== TASK DATA

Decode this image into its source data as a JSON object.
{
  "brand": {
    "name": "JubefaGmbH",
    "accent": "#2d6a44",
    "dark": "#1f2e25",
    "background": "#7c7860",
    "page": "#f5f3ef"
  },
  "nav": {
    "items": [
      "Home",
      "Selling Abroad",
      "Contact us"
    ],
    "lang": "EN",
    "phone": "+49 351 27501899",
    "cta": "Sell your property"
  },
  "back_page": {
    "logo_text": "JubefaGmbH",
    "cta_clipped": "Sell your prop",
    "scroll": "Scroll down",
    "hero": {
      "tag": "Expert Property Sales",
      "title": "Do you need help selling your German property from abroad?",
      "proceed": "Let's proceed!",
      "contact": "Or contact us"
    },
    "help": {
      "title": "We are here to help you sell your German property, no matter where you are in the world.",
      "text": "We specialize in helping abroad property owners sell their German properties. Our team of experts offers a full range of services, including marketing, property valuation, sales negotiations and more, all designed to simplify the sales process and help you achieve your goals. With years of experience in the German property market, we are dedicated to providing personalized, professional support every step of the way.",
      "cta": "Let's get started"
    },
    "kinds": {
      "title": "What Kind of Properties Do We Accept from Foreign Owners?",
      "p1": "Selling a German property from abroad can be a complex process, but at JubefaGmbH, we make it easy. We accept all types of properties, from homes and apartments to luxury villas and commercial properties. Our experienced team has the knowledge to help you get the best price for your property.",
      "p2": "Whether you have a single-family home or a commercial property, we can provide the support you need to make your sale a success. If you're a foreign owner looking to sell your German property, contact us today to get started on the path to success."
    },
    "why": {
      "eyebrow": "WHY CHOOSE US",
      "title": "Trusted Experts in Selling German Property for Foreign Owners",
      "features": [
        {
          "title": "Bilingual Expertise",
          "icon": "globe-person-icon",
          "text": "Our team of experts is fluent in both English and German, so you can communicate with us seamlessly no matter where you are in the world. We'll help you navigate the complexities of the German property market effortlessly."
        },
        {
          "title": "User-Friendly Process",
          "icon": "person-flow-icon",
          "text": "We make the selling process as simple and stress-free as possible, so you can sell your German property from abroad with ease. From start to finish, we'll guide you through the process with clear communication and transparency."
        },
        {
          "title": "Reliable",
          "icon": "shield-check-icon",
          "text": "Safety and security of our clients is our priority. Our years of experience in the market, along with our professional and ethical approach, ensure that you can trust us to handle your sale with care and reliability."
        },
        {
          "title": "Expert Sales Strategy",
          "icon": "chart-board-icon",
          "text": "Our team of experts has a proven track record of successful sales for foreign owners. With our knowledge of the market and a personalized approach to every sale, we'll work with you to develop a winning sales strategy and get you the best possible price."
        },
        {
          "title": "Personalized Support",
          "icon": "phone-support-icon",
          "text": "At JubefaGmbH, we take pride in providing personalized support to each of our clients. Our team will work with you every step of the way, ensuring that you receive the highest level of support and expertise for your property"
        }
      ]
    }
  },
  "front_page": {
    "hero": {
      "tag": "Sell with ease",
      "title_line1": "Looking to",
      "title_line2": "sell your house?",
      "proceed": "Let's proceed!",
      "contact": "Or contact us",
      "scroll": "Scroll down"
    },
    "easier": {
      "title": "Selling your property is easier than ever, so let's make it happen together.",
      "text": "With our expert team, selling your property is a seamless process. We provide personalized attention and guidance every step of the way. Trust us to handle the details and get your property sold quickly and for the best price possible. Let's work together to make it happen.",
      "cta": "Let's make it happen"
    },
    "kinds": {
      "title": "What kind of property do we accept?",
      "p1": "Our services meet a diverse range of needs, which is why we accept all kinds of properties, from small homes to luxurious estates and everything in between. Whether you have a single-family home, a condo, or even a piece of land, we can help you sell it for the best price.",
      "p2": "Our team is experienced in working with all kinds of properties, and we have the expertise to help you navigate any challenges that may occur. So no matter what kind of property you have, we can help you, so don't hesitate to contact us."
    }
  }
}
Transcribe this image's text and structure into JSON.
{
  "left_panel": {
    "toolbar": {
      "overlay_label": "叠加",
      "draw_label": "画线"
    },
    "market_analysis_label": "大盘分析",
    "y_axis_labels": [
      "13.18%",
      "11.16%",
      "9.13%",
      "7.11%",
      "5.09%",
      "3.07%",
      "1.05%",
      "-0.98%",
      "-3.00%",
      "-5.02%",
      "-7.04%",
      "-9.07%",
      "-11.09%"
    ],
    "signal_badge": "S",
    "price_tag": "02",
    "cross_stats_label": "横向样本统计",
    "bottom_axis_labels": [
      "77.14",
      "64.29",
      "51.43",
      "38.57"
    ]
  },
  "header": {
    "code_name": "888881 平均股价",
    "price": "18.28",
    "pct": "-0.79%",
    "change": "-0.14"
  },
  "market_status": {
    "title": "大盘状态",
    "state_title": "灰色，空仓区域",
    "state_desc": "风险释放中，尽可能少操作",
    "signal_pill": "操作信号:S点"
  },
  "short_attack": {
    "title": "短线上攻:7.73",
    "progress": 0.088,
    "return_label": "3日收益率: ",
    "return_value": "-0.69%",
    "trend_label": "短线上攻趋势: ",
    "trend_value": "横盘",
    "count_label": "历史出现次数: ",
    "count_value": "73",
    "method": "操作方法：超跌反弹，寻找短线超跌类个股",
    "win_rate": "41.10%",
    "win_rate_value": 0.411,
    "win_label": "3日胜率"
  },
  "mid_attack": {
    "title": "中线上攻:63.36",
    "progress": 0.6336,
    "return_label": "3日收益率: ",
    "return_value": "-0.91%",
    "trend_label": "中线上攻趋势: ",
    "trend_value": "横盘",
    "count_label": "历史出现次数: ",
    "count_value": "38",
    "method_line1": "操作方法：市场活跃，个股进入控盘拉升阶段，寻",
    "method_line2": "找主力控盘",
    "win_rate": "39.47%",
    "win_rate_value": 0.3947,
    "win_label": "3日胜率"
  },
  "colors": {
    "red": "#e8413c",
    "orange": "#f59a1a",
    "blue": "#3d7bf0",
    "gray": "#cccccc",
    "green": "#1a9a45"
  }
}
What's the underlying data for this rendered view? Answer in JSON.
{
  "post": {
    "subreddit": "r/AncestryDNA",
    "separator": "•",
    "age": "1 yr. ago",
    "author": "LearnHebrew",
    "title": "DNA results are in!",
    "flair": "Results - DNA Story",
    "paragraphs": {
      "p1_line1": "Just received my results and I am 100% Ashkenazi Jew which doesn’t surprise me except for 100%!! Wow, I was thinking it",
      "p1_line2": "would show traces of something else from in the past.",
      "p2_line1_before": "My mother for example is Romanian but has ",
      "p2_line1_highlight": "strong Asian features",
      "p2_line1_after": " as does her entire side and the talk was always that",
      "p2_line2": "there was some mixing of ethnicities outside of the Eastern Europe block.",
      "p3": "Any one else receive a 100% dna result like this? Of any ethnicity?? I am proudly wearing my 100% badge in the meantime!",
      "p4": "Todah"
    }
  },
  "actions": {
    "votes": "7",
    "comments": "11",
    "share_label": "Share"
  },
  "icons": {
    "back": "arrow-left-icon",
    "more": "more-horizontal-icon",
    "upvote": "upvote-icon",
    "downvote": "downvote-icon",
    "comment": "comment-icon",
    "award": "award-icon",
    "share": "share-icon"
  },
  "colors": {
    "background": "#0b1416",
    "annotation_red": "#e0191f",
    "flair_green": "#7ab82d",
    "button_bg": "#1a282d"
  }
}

====

THE EXERCISE: Copy every line in the records above that contains the word "make".

TASK RESPONSE:
      "p1": "Selling a German property from abroad can be a complex process, but at JubefaGmbH, we make it easy. We accept all types of properties, from homes and apartments to luxury villas and commercial properties. Our experienced team has the knowledge to help you get the best price for your property.",
      "p2": "Whether you have a single-family home or a commercial property, we can provide the support you need to make your sale a success. If you're a foreign owner looking to sell your German property, contact us today to get started on the path to success."
          "text": "We make the selling process as simple and stress-free as possible, so you can sell your German property from abroad with ease. From start to finish, we'll guide you through the process with clear communication and transparency."
      "title": "Selling your property is easier than ever, so let's make it happen together.",
      "text": "With our expert team, selling your property is a seamless process. We provide personalized attention and guidance every step of the way. Trust us to handle the details and get your property sold quickly and for the best price possible. Let's work together to make it happen.",
      "cta": "Let's make it happen"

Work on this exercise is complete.